[What you need to do] Search the entries for the word "elements" and return every line where it is found.

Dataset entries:
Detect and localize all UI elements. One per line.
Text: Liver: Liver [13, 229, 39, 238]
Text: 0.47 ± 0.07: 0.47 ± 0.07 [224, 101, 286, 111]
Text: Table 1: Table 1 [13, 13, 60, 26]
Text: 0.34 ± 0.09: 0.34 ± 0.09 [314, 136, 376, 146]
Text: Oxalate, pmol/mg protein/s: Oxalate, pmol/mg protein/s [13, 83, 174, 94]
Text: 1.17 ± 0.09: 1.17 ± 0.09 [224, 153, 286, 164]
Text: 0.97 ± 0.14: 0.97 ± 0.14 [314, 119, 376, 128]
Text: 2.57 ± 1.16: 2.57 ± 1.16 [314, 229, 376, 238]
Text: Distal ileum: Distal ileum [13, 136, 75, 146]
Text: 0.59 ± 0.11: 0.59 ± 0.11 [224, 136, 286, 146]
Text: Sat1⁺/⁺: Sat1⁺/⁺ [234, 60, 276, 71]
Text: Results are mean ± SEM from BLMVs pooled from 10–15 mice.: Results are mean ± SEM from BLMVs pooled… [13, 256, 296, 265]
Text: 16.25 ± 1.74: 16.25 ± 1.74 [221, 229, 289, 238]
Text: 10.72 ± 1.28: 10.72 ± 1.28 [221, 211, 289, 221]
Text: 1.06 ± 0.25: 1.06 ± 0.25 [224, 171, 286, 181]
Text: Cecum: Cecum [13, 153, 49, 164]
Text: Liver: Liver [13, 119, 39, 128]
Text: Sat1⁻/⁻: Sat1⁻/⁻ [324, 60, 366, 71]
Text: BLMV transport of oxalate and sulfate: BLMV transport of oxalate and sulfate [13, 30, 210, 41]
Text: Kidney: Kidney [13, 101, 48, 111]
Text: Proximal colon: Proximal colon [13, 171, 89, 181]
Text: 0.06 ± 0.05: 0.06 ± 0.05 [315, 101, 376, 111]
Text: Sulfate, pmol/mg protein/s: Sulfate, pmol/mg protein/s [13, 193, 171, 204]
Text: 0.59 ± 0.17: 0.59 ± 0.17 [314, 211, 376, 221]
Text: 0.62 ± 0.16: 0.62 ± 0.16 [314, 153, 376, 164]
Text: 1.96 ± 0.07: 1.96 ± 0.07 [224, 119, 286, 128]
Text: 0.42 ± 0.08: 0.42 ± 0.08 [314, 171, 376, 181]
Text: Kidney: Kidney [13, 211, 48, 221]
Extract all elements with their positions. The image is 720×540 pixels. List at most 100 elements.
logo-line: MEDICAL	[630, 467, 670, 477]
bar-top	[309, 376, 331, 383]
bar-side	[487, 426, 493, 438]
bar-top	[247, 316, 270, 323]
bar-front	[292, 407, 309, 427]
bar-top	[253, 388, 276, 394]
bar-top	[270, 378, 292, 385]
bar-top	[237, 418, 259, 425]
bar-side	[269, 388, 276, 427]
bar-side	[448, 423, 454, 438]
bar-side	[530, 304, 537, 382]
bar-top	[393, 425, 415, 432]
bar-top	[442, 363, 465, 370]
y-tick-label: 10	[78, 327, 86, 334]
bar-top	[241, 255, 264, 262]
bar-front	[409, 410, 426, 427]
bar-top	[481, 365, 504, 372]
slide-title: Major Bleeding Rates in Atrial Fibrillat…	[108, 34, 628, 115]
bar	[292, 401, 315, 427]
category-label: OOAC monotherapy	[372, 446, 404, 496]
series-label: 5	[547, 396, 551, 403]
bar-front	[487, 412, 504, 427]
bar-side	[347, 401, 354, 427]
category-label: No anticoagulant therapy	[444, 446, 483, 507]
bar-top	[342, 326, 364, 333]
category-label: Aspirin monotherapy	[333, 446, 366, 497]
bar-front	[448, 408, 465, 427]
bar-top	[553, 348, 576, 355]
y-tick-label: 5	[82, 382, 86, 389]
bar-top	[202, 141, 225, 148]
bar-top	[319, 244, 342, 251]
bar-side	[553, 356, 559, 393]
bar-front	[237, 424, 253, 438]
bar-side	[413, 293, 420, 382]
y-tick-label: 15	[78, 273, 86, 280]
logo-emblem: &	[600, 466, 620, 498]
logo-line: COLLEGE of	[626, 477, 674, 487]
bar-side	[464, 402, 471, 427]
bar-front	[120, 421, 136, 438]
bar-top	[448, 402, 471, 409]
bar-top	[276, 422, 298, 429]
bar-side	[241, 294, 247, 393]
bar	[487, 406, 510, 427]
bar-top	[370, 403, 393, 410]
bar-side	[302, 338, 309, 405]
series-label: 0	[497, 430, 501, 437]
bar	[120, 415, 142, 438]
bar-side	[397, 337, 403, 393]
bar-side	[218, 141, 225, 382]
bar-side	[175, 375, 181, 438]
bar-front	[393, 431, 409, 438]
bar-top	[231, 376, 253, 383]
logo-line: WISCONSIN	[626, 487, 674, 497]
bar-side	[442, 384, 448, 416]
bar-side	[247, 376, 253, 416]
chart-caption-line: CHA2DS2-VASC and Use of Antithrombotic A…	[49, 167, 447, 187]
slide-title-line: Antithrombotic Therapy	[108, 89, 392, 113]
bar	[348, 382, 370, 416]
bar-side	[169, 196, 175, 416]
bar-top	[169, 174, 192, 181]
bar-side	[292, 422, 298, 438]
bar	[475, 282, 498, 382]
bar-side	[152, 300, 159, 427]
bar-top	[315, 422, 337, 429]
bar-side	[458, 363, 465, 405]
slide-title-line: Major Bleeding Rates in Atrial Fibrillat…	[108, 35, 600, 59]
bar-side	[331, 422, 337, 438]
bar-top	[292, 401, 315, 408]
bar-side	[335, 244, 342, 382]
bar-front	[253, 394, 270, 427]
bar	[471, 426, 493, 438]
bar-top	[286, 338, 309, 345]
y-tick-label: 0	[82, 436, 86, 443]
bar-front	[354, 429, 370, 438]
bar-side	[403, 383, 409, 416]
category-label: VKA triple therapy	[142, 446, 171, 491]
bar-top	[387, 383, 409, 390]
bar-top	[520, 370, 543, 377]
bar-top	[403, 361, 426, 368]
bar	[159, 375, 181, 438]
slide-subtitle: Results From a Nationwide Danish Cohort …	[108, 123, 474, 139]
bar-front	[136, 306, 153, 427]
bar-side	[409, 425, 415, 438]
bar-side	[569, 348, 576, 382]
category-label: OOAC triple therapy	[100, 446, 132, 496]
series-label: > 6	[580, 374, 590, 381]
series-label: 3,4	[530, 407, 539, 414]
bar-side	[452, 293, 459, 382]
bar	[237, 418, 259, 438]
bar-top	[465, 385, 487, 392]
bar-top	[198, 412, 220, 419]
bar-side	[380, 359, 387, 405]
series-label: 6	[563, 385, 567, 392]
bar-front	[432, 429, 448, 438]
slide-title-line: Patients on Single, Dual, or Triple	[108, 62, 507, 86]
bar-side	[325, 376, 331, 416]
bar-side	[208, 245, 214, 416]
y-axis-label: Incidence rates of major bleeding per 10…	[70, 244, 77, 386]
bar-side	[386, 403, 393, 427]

[Answer space]
Detect and localize all UI elements. One per line.
Extract all elements with their positions. The image is 720×540 pixels. List at most 100 elements.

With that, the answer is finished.